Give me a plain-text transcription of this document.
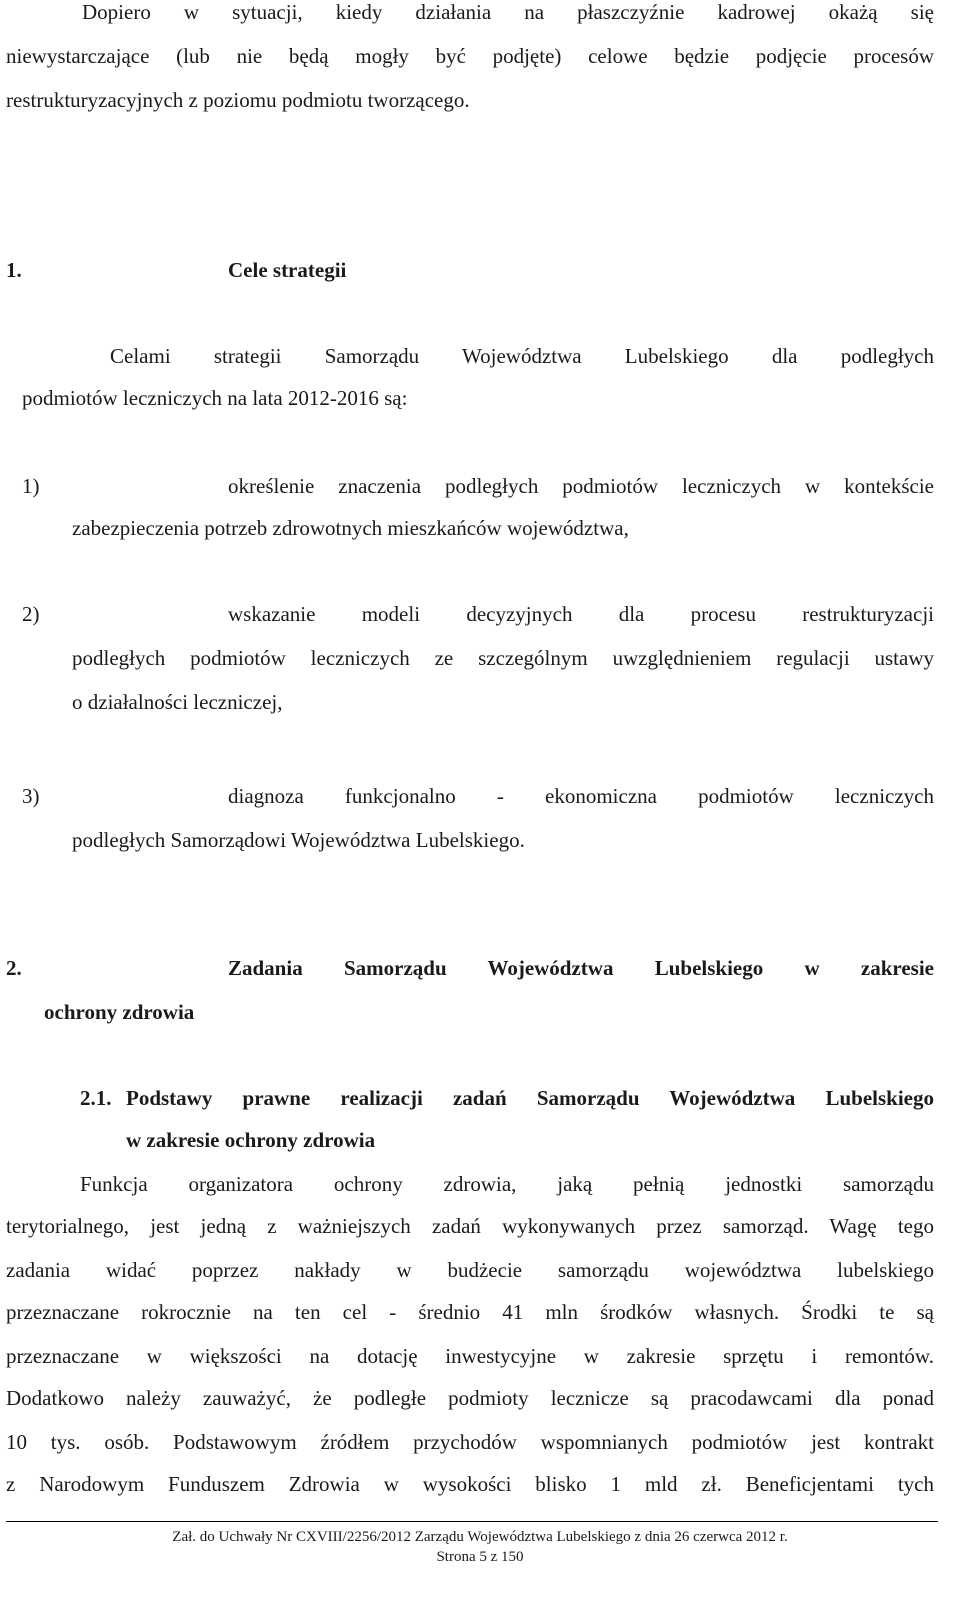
Dopiero w sytuacji, kiedy działania na płaszczyźnie kadrowej okażą się
niewystarczające (lub nie będą mogły być podjęte) celowe będzie podjęcie procesów
restrukturyzacyjnych z poziomu podmiotu tworzącego.
1.	Cele strategii
Celami strategii Samorządu Województwa Lubelskiego dla podległych
podmiotów leczniczych na lata 2012-2016 są:
1)	określenie znaczenia podległych podmiotów leczniczych w kontekście
zabezpieczenia potrzeb zdrowotnych mieszkańców województwa,
2)	wskazanie modeli decyzyjnych dla procesu restrukturyzacji
podległych podmiotów leczniczych ze szczególnym uwzględnieniem regulacji ustawy
o działalności leczniczej,
3)	diagnoza funkcjonalno - ekonomiczna podmiotów leczniczych
podległych Samorządowi Województwa Lubelskiego.
2.	Zadania Samorządu Województwa Lubelskiego w zakresie
ochrony zdrowia
2.1. Podstawy prawne realizacji zadań Samorządu Województwa Lubelskiego
w zakresie ochrony zdrowia
Funkcja organizatora ochrony zdrowia, jaką pełnią jednostki samorządu
terytorialnego, jest jedną z ważniejszych zadań wykonywanych przez samorząd. Wagę tego
zadania widać poprzez nakłady w budżecie samorządu województwa lubelskiego
przeznaczane rokrocznie na ten cel - średnio 41 mln środków własnych. Środki te są
przeznaczane w większości na dotację inwestycyjne w zakresie sprzętu i remontów.
Dodatkowo należy zauważyć, że podległe podmioty lecznicze są pracodawcami dla ponad
10 tys. osób. Podstawowym źródłem przychodów wspomnianych podmiotów jest kontrakt
z Narodowym Funduszem Zdrowia w wysokości blisko 1 mld zł. Beneficjentami tych
Zał. do Uchwały Nr CXVIII/2256/2012 Zarządu Województwa Lubelskiego z dnia 26 czerwca 2012 r.
Strona 5 z 150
□ □ □ □ □
Give all the lines above again, character for character, without pictures.

Give me a plain-text transcription of this document.
Dopiero w sytuacji, kiedy działania na płaszczyźnie kadrowej okażą się
niewystarczające (lub nie będą mogły być podjęte) celowe będzie podjęcie procesów
restrukturyzacyjnych z poziomu podmiotu tworzącego.
1.	Cele strategii
Celami strategii Samorządu Województwa Lubelskiego dla podległych
podmiotów leczniczych na lata 2012-2016 są:
1)	określenie znaczenia podległych podmiotów leczniczych w kontekście
zabezpieczenia potrzeb zdrowotnych mieszkańców województwa,
2)	wskazanie modeli decyzyjnych dla procesu restrukturyzacji
podległych podmiotów leczniczych ze szczególnym uwzględnieniem regulacji ustawy
o działalności leczniczej,
3)	diagnoza funkcjonalno - ekonomiczna podmiotów leczniczych
podległych Samorządowi Województwa Lubelskiego.
2.	Zadania Samorządu Województwa Lubelskiego w zakresie
ochrony zdrowia
2.1. Podstawy prawne realizacji zadań Samorządu Województwa Lubelskiego
w zakresie ochrony zdrowia
Funkcja organizatora ochrony zdrowia, jaką pełnią jednostki samorządu
terytorialnego, jest jedną z ważniejszych zadań wykonywanych przez samorząd. Wagę tego
zadania widać poprzez nakłady w budżecie samorządu województwa lubelskiego
przeznaczane rokrocznie na ten cel - średnio 41 mln środków własnych. Środki te są
przeznaczane w większości na dotację inwestycyjne w zakresie sprzętu i remontów.
Dodatkowo należy zauważyć, że podległe podmioty lecznicze są pracodawcami dla ponad
10 tys. osób. Podstawowym źródłem przychodów wspomnianych podmiotów jest kontrakt
z Narodowym Funduszem Zdrowia w wysokości blisko 1 mld zł. Beneficjentami tych
Zał. do Uchwały Nr CXVIII/2256/2012 Zarządu Województwa Lubelskiego z dnia 26 czerwca 2012 r.
Strona 5 z 150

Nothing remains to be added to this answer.